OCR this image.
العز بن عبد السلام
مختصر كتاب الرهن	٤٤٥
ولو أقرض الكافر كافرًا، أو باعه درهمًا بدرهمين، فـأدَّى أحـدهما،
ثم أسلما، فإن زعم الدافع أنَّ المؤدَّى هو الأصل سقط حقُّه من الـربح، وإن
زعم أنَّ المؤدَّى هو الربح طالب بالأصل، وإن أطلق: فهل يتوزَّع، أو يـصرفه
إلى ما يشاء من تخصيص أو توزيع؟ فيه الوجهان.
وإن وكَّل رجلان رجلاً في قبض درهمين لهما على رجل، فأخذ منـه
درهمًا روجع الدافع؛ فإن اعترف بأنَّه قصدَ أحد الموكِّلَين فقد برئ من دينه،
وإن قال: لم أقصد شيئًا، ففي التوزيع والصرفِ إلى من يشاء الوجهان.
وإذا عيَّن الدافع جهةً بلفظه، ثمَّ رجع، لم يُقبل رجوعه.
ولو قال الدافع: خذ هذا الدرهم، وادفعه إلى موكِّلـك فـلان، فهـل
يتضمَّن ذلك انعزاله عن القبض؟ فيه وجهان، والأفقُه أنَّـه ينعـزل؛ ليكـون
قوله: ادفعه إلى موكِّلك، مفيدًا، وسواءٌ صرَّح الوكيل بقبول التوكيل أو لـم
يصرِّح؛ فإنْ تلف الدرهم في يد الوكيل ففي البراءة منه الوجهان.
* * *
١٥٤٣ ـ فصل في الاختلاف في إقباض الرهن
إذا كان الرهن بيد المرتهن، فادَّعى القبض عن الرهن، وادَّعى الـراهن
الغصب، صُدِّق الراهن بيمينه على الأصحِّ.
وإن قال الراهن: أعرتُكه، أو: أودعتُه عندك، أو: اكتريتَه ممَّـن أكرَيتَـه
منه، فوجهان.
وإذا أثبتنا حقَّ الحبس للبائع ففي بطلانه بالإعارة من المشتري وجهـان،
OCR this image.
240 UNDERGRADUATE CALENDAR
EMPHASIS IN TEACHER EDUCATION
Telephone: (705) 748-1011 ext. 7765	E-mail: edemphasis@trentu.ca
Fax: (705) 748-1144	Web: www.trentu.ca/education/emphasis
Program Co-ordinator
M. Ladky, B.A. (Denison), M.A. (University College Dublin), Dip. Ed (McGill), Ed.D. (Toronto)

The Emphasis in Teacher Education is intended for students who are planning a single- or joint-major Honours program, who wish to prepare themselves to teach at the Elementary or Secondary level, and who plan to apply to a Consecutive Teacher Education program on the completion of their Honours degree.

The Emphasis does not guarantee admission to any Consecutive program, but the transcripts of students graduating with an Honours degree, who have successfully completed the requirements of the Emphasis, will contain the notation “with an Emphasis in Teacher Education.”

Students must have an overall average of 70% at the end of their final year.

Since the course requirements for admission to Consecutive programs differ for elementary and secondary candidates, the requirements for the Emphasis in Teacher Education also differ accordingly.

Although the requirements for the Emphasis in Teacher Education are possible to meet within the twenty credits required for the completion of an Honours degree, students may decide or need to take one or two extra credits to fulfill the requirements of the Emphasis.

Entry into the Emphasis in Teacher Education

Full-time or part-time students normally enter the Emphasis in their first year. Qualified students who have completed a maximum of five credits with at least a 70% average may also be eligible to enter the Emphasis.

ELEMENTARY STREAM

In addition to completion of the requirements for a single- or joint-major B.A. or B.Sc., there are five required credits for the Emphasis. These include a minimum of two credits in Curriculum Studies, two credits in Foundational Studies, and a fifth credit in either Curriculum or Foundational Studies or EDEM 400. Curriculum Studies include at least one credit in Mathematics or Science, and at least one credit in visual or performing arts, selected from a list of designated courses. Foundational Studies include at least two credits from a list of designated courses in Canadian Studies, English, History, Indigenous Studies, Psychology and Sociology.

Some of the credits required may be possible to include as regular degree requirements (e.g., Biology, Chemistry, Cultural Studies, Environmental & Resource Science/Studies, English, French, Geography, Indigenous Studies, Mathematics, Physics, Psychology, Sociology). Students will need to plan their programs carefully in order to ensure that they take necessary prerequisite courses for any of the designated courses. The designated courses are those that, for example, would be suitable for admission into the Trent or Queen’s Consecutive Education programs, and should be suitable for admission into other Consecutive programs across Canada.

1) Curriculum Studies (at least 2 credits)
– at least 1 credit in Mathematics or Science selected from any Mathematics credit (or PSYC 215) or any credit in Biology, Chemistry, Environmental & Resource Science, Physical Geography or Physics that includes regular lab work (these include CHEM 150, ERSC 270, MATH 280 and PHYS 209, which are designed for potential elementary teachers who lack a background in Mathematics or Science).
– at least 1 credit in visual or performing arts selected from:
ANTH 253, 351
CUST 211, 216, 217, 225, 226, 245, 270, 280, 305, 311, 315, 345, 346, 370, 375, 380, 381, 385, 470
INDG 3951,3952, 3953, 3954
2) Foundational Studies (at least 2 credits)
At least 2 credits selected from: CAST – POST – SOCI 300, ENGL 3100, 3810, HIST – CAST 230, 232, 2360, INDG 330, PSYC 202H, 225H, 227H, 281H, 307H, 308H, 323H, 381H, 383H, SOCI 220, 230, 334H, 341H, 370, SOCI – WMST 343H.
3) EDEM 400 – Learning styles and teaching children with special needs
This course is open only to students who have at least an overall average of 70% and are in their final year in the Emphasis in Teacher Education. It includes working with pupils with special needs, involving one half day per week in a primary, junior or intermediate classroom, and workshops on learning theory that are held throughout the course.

□ □ □ □ □

Exercise goal
Copy out each line in the preceding records that contains "القبض".

Output of the task
يتضمَّن ذلك انعزاله عن القبض؟ فيه وجهان، والأفقُه أنَّـه ينعـزل؛ ليكـون
إذا كان الرهن بيد المرتهن، فادَّعى القبض عن الرهن، وادَّعى الـراهن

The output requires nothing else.